- Task description -
Retype the listing that follows, exactly as written.
+--
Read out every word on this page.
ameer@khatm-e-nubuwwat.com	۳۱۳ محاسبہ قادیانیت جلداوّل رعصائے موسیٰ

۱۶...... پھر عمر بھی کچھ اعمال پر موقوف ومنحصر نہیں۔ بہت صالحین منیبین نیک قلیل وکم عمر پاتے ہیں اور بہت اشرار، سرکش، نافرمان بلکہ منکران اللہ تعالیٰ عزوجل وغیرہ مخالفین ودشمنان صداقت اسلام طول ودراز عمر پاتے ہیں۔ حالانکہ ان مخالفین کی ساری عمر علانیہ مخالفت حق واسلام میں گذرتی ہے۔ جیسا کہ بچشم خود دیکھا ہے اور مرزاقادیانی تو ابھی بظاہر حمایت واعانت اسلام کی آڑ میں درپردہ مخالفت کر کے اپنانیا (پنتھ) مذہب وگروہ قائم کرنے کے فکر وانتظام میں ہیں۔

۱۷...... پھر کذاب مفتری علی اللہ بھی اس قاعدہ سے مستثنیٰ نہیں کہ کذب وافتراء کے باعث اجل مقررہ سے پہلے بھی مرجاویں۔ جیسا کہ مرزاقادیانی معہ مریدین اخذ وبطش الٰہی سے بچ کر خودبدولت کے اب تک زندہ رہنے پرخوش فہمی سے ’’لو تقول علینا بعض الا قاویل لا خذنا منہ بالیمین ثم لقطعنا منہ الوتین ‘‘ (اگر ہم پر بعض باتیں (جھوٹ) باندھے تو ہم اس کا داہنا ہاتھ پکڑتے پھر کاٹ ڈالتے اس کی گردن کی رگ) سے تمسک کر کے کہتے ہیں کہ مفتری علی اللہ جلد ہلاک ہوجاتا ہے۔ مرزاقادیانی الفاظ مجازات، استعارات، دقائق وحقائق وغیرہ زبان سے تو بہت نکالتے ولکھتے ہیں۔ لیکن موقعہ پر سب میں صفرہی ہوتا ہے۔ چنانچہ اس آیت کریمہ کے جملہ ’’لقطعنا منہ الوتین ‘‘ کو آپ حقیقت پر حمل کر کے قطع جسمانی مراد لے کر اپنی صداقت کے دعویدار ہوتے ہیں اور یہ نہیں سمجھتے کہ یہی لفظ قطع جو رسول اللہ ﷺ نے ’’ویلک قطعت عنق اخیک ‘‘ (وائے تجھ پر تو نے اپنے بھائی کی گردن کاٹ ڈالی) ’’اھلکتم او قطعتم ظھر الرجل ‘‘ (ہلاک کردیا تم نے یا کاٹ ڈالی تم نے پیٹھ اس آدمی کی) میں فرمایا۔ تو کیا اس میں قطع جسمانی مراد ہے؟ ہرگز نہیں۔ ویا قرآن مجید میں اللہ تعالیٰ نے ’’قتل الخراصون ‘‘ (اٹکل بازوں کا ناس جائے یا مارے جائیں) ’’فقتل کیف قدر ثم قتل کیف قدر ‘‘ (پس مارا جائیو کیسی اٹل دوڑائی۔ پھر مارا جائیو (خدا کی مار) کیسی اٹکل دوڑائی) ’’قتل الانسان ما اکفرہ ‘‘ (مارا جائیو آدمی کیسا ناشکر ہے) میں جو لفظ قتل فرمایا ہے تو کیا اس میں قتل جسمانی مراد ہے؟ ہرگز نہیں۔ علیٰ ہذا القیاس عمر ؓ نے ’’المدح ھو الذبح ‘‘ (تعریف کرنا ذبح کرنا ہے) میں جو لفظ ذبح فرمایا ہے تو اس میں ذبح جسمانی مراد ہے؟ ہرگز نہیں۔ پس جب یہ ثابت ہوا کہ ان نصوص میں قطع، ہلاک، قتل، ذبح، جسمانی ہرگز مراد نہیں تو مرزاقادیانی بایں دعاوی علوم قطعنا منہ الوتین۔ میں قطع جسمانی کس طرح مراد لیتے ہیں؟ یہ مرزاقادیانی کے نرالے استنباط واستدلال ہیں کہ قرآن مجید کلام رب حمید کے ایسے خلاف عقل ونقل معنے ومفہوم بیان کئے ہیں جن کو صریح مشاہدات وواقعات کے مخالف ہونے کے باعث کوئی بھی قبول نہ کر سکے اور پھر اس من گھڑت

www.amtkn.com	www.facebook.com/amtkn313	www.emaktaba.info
+--
- Worked answer -
Read out every word on this page.
ameer@khatm-e-nubuwwat.com	۳۱۳ محاسبہ قادیانیت جلداوّل رعصائے موسیٰ

۱۶...... پھر عمر بھی کچھ اعمال پر موقوف ومنحصر نہیں۔ بہت صالحین منیبین نیک قلیل وکم عمر پاتے ہیں اور بہت اشرار، سرکش، نافرمان بلکہ منکران اللہ تعالیٰ عزوجل وغیرہ مخالفین ودشمنان صداقت اسلام طول ودراز عمر پاتے ہیں۔ حالانکہ ان مخالفین کی ساری عمر علانیہ مخالفت حق واسلام میں گذرتی ہے۔ جیسا کہ بچشم خود دیکھا ہے اور مرزاقادیانی تو ابھی بظاہر حمایت واعانت اسلام کی آڑ میں درپردہ مخالفت کر کے اپنانیا (پنتھ) مذہب وگروہ قائم کرنے کے فکر وانتظام میں ہیں۔

۱۷...... پھر کذاب مفتری علی اللہ بھی اس قاعدہ سے مستثنیٰ نہیں کہ کذب وافتراء کے باعث اجل مقررہ سے پہلے بھی مرجاویں۔ جیسا کہ مرزاقادیانی معہ مریدین اخذ وبطش الٰہی سے بچ کر خودبدولت کے اب تک زندہ رہنے پرخوش فہمی سے ’’لو تقول علینا بعض الا قاویل لا خذنا منہ بالیمین ثم لقطعنا منہ الوتین ‘‘ (اگر ہم پر بعض باتیں (جھوٹ) باندھے تو ہم اس کا داہنا ہاتھ پکڑتے پھر کاٹ ڈالتے اس کی گردن کی رگ) سے تمسک کر کے کہتے ہیں کہ مفتری علی اللہ جلد ہلاک ہوجاتا ہے۔ مرزاقادیانی الفاظ مجازات، استعارات، دقائق وحقائق وغیرہ زبان سے تو بہت نکالتے ولکھتے ہیں۔ لیکن موقعہ پر سب میں صفرہی ہوتا ہے۔ چنانچہ اس آیت کریمہ کے جملہ ’’لقطعنا منہ الوتین ‘‘ کو آپ حقیقت پر حمل کر کے قطع جسمانی مراد لے کر اپنی صداقت کے دعویدار ہوتے ہیں اور یہ نہیں سمجھتے کہ یہی لفظ قطع جو رسول اللہ ﷺ نے ’’ویلک قطعت عنق اخیک ‘‘ (وائے تجھ پر تو نے اپنے بھائی کی گردن کاٹ ڈالی) ’’اھلکتم او قطعتم ظھر الرجل ‘‘ (ہلاک کردیا تم نے یا کاٹ ڈالی تم نے پیٹھ اس آدمی کی) میں فرمایا۔ تو کیا اس میں قطع جسمانی مراد ہے؟ ہرگز نہیں۔ ویا قرآن مجید میں اللہ تعالیٰ نے ’’قتل الخراصون ‘‘ (اٹکل بازوں کا ناس جائے یا مارے جائیں) ’’فقتل کیف قدر ثم قتل کیف قدر ‘‘ (پس مارا جائیو کیسی اٹل دوڑائی۔ پھر مارا جائیو (خدا کی مار) کیسی اٹکل دوڑائی) ’’قتل الانسان ما اکفرہ ‘‘ (مارا جائیو آدمی کیسا ناشکر ہے) میں جو لفظ قتل فرمایا ہے تو کیا اس میں قتل جسمانی مراد ہے؟ ہرگز نہیں۔ علیٰ ہذا القیاس عمر ؓ نے ’’المدح ھو الذبح ‘‘ (تعریف کرنا ذبح کرنا ہے) میں جو لفظ ذبح فرمایا ہے تو اس میں ذبح جسمانی مراد ہے؟ ہرگز نہیں۔ پس جب یہ ثابت ہوا کہ ان نصوص میں قطع، ہلاک، قتل، ذبح، جسمانی ہرگز مراد نہیں تو مرزاقادیانی بایں دعاوی علوم قطعنا منہ الوتین۔ میں قطع جسمانی کس طرح مراد لیتے ہیں؟ یہ مرزاقادیانی کے نرالے استنباط واستدلال ہیں کہ قرآن مجید کلام رب حمید کے ایسے خلاف عقل ونقل معنے ومفہوم بیان کئے ہیں جن کو صریح مشاہدات وواقعات کے مخالف ہونے کے باعث کوئی بھی قبول نہ کر سکے اور پھر اس من گھڑت

www.amtkn.com	www.facebook.com/amtkn313	www.emaktaba.info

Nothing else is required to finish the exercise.